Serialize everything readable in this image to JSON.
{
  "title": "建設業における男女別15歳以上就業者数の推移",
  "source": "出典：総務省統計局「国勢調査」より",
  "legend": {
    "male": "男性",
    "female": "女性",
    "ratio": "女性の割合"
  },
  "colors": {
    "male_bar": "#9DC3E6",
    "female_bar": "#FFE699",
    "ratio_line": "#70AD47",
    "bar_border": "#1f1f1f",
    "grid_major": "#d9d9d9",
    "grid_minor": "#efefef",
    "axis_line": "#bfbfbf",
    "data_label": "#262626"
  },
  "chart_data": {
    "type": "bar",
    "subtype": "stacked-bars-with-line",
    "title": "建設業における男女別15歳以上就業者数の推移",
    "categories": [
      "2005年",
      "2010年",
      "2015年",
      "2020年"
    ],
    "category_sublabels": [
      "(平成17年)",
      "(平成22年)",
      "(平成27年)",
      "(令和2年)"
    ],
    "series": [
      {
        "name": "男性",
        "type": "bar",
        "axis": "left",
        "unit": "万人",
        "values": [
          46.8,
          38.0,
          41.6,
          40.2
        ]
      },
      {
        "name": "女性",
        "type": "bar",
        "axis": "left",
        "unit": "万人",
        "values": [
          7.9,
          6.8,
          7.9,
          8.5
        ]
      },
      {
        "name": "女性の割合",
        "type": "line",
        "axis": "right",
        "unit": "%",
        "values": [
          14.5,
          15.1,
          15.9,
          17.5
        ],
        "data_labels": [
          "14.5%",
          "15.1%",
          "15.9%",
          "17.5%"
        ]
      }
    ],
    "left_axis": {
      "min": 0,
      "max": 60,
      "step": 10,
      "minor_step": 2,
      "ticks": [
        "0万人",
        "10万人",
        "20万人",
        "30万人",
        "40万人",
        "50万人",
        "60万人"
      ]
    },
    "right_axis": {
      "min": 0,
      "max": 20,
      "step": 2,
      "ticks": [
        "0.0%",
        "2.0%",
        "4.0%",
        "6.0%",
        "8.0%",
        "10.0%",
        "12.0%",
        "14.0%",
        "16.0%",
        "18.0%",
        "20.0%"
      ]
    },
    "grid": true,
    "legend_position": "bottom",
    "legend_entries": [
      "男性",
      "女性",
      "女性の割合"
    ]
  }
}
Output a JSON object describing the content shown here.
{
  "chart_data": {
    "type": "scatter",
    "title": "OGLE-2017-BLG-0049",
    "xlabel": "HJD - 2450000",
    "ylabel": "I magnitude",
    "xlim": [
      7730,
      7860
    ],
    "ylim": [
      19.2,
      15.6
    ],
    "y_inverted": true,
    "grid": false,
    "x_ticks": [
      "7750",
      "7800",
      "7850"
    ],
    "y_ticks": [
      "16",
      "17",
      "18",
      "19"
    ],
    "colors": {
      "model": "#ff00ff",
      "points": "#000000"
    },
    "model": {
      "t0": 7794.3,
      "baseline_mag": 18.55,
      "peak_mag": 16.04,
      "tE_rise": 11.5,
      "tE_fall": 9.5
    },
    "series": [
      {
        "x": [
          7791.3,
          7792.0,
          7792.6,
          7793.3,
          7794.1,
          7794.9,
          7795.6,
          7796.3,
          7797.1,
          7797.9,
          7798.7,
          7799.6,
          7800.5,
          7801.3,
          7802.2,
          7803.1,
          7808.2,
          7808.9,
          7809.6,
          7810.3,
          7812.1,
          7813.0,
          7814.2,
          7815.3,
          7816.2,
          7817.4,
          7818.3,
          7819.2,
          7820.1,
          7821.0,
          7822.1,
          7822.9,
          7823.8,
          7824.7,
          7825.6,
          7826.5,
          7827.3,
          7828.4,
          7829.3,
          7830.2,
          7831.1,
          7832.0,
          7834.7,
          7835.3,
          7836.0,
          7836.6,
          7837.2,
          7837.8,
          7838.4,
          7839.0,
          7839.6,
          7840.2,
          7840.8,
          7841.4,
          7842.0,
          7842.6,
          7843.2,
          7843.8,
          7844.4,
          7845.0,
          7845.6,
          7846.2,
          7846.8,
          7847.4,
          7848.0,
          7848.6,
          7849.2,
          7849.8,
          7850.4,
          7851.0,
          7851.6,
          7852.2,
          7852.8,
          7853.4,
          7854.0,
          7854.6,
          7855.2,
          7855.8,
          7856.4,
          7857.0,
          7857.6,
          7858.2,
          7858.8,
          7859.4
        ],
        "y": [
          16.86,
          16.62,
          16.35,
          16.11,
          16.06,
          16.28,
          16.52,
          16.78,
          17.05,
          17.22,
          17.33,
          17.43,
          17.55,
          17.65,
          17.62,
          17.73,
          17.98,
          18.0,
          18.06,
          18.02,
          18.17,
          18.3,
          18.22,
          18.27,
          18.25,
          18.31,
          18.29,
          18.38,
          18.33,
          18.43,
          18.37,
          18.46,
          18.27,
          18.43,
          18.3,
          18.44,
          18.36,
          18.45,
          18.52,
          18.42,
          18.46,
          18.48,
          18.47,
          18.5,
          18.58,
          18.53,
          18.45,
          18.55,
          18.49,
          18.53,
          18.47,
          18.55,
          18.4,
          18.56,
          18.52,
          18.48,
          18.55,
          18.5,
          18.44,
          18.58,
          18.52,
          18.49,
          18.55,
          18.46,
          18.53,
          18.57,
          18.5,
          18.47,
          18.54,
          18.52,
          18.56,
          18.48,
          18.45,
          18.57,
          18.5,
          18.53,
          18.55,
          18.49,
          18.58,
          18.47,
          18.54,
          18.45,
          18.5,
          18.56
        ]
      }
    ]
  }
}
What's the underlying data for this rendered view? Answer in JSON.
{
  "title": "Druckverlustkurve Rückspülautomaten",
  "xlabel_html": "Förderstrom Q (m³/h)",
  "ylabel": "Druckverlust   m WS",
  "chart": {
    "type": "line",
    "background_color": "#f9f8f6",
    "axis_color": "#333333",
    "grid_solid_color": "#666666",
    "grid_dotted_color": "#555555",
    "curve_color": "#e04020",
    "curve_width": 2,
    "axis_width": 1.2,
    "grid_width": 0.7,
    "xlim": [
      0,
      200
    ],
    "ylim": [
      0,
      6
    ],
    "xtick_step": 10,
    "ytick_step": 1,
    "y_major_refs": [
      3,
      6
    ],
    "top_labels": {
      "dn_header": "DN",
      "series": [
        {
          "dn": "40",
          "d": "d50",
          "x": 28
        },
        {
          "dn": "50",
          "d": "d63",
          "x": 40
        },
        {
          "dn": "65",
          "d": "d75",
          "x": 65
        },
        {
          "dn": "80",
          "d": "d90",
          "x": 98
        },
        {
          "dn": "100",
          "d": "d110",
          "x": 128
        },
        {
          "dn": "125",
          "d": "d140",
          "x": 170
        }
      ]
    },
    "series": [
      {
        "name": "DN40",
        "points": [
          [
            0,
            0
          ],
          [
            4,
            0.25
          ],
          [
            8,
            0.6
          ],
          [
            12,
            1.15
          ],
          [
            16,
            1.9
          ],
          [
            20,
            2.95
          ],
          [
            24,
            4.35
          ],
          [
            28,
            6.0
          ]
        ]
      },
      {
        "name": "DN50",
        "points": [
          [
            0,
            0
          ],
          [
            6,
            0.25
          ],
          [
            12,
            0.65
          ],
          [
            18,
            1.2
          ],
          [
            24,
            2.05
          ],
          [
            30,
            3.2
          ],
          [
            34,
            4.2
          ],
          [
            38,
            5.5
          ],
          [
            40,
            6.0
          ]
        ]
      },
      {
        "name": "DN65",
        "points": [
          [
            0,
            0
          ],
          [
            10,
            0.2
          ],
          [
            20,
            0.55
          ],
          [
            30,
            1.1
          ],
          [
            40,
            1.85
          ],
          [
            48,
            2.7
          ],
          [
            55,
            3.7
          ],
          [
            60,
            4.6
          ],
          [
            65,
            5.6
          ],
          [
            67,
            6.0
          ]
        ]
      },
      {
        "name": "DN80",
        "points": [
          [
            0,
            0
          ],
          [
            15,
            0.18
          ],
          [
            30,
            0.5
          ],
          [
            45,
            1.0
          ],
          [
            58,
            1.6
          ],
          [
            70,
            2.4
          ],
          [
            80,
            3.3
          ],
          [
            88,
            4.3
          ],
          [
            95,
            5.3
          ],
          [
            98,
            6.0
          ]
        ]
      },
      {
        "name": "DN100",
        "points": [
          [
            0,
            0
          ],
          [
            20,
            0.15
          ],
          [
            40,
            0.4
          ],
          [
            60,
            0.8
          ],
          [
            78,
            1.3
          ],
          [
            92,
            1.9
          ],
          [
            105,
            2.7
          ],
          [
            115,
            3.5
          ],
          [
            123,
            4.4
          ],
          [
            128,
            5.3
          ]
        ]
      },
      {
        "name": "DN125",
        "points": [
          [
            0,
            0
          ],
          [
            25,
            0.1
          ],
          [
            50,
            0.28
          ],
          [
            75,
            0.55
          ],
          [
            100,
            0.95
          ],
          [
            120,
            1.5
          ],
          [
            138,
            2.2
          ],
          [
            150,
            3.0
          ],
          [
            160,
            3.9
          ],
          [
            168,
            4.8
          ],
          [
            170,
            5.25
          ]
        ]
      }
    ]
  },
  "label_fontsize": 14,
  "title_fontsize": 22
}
┄┄┄┄┄┄┄┄┄┄┄┄┄┄┄┄┄┄┄┄
Task brief: All lines in the data that contain the word "name" should be copied.

The response:
        "name": "男性",
        "name": "女性",
        "name": "女性の割合",
        "name": "DN40",
        "name": "DN50",
        "name": "DN65",
        "name": "DN80",
        "name": "DN100",
        "name": "DN125",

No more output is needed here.